╔══

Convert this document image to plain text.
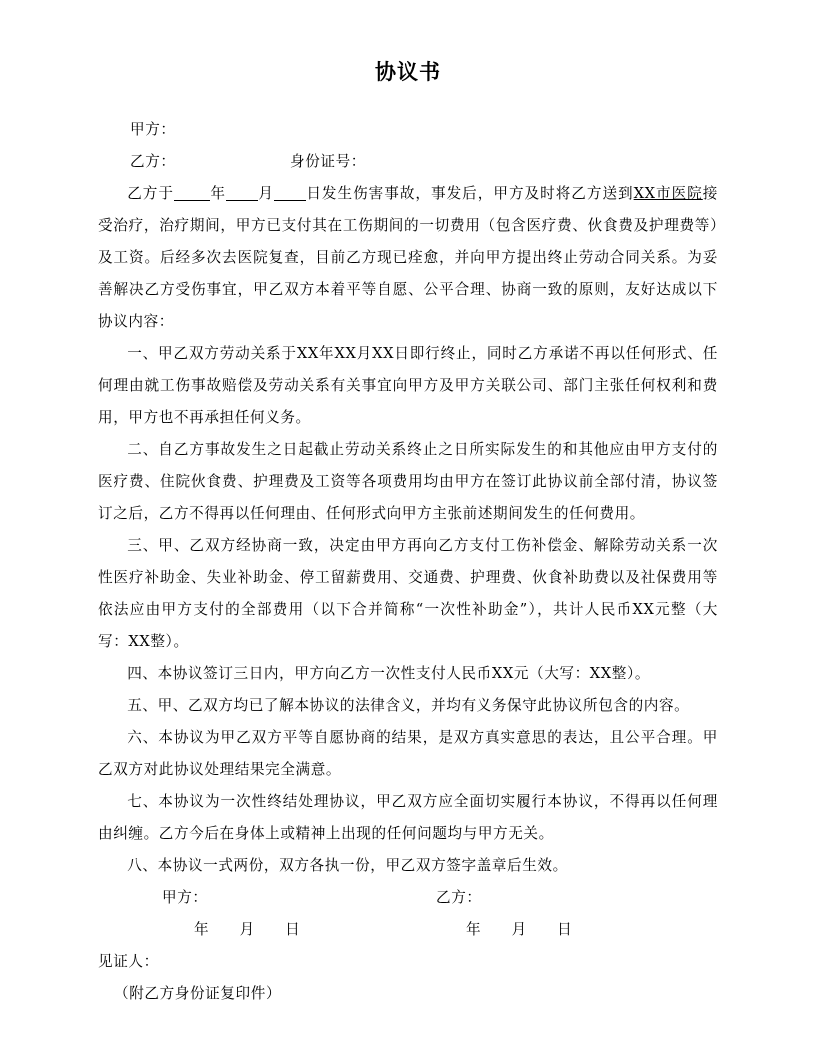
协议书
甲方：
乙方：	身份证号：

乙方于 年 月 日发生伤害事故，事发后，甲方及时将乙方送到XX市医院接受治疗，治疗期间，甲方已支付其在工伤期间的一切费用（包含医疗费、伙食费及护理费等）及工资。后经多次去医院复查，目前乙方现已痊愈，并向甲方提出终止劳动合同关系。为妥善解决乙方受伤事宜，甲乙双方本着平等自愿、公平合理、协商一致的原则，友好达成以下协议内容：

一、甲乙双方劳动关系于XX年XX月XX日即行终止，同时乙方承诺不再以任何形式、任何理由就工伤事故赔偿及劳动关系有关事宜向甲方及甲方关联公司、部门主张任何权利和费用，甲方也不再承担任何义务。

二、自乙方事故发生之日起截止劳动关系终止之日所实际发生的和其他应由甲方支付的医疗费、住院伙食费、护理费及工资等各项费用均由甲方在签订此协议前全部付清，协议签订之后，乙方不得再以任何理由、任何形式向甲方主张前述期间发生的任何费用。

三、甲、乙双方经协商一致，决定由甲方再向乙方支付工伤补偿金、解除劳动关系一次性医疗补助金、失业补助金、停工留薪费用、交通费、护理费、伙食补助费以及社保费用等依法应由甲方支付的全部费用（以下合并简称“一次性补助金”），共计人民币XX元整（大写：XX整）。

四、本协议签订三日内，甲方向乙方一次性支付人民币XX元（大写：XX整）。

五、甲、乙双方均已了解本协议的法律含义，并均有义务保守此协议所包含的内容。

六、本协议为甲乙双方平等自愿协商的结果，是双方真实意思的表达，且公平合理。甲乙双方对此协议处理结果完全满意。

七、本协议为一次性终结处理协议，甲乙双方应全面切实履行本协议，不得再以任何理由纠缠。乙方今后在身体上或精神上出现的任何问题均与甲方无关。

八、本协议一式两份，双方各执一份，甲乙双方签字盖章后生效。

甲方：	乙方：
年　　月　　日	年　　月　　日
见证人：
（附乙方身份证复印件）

╚══
╔══

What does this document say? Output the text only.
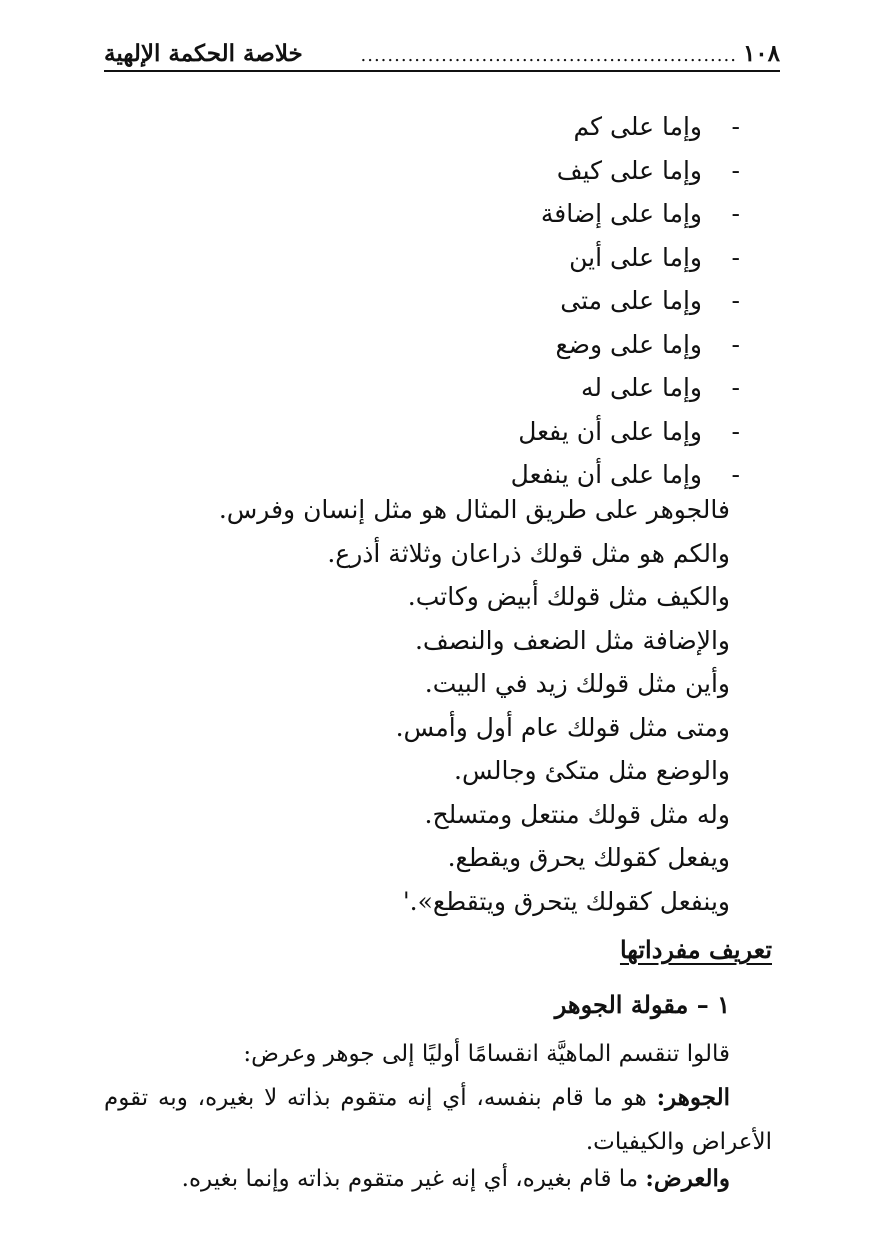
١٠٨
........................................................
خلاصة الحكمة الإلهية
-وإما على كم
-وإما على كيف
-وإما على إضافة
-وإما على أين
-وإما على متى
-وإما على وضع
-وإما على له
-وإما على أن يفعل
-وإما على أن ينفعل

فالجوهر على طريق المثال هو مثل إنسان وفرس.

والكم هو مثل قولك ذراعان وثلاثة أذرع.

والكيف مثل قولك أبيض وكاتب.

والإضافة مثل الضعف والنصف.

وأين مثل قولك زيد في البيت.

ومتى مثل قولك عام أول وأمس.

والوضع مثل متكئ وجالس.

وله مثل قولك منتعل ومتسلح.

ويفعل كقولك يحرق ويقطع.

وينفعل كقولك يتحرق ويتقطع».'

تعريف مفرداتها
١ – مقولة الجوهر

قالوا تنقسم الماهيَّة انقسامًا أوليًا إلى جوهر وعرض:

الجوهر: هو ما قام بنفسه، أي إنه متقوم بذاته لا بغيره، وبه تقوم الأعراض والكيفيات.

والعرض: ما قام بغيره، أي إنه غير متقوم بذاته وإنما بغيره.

╚══

What is being asked:
Go through the material above and count the lines that contain "كقولك"; answer with the number alone.

Response to the task:
2